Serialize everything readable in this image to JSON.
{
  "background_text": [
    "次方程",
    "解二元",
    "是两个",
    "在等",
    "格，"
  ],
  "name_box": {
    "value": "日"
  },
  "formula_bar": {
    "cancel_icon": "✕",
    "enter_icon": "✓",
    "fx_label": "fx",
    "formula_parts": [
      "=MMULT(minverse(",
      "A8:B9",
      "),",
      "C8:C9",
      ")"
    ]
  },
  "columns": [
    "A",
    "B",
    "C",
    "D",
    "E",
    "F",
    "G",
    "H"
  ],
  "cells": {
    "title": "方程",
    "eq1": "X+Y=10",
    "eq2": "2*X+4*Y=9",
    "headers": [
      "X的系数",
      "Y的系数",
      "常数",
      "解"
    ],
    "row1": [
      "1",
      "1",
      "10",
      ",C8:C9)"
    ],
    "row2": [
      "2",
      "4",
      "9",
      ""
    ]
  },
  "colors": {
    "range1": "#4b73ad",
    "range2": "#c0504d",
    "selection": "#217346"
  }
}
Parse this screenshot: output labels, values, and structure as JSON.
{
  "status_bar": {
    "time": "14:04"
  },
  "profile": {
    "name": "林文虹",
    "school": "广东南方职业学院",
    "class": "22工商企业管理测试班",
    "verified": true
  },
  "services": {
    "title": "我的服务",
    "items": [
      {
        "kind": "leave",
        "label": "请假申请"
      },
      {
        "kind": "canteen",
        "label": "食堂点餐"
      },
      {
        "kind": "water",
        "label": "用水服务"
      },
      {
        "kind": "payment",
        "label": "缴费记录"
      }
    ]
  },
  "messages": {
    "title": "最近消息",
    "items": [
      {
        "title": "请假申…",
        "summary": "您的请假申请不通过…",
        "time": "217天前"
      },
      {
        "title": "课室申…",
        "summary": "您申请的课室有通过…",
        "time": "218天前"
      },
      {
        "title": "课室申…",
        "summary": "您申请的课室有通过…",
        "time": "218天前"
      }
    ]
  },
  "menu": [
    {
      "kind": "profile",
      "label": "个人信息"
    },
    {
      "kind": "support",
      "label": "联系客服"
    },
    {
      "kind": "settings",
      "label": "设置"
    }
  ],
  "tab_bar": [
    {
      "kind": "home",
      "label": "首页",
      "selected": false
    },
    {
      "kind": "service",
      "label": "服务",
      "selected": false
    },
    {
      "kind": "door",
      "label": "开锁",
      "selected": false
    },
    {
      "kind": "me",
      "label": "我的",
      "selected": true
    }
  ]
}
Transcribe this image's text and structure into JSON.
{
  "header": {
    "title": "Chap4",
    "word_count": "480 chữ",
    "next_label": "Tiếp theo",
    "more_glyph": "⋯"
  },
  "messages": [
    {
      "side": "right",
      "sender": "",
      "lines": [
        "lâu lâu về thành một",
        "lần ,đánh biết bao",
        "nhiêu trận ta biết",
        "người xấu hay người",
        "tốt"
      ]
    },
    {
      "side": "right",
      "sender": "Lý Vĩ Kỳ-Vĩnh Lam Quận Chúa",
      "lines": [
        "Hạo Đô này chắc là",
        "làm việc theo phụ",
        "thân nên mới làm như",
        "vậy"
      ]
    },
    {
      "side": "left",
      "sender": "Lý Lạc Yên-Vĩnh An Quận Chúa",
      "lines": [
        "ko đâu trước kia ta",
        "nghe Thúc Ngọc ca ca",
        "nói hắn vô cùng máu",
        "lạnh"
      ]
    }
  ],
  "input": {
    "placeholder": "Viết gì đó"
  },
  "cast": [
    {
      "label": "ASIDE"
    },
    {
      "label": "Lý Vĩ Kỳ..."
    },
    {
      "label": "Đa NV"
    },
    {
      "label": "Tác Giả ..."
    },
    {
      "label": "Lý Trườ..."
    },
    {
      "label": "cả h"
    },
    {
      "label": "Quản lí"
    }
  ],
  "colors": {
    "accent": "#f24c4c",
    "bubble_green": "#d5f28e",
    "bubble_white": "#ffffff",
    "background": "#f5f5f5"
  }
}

====================

Give the lines exactly as they stand, from the line with "Transcribe this image's" through the end of the material.

Transcribe this image's text and structure into JSON.
{
  "header": {
    "title": "Chap4",
    "word_count": "480 chữ",
    "next_label": "Tiếp theo",
    "more_glyph": "⋯"
  },
  "messages": [
    {
      "side": "right",
      "sender": "",
      "lines": [
        "lâu lâu về thành một",
        "lần ,đánh biết bao",
        "nhiêu trận ta biết",
        "người xấu hay người",
        "tốt"
      ]
    },
    {
      "side": "right",
      "sender": "Lý Vĩ Kỳ-Vĩnh Lam Quận Chúa",
      "lines": [
        "Hạo Đô này chắc là",
        "làm việc theo phụ",
        "thân nên mới làm như",
        "vậy"
      ]
    },
    {
      "side": "left",
      "sender": "Lý Lạc Yên-Vĩnh An Quận Chúa",
      "lines": [
        "ko đâu trước kia ta",
        "nghe Thúc Ngọc ca ca",
        "nói hắn vô cùng máu",
        "lạnh"
      ]
    }
  ],
  "input": {
    "placeholder": "Viết gì đó"
  },
  "cast": [
    {
      "label": "ASIDE"
    },
    {
      "label": "Lý Vĩ Kỳ..."
    },
    {
      "label": "Đa NV"
    },
    {
      "label": "Tác Giả ..."
    },
    {
      "label": "Lý Trườ..."
    },
    {
      "label": "cả h"
    },
    {
      "label": "Quản lí"
    }
  ],
  "colors": {
    "accent": "#f24c4c",
    "bubble_green": "#d5f28e",
    "bubble_white": "#ffffff",
    "background": "#f5f5f5"
  }
}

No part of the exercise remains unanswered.